# THE REQUEST
The listing below should be written out exactly; please include all of it.

# THE INPUT
◆ ◆ ◆
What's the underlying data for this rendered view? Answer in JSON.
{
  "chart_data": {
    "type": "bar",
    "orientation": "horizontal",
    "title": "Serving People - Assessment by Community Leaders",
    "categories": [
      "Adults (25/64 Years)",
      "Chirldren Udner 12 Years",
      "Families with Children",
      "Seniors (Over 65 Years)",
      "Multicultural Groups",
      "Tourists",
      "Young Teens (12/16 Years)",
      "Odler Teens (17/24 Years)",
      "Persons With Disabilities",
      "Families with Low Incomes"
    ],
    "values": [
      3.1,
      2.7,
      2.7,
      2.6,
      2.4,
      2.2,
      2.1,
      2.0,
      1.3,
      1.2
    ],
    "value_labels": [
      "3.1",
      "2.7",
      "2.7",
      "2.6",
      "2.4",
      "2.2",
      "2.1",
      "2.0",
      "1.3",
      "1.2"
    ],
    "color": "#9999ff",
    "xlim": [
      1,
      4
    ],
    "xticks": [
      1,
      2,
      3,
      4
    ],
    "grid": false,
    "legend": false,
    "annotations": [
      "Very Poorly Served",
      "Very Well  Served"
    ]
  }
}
◆ ◆ ◆
# WORKED SOLUTION
What's the underlying data for this rendered view? Answer in JSON.
{
  "chart_data": {
    "type": "bar",
    "orientation": "horizontal",
    "title": "Serving People - Assessment by Community Leaders",
    "categories": [
      "Adults (25/64 Years)",
      "Chirldren Udner 12 Years",
      "Families with Children",
      "Seniors (Over 65 Years)",
      "Multicultural Groups",
      "Tourists",
      "Young Teens (12/16 Years)",
      "Odler Teens (17/24 Years)",
      "Persons With Disabilities",
      "Families with Low Incomes"
    ],
    "values": [
      3.1,
      2.7,
      2.7,
      2.6,
      2.4,
      2.2,
      2.1,
      2.0,
      1.3,
      1.2
    ],
    "value_labels": [
      "3.1",
      "2.7",
      "2.7",
      "2.6",
      "2.4",
      "2.2",
      "2.1",
      "2.0",
      "1.3",
      "1.2"
    ],
    "color": "#9999ff",
    "xlim": [
      1,
      4
    ],
    "xticks": [
      1,
      2,
      3,
      4
    ],
    "grid": false,
    "legend": false,
    "annotations": [
      "Very Poorly Served",
      "Very Well  Served"
    ]
  }
}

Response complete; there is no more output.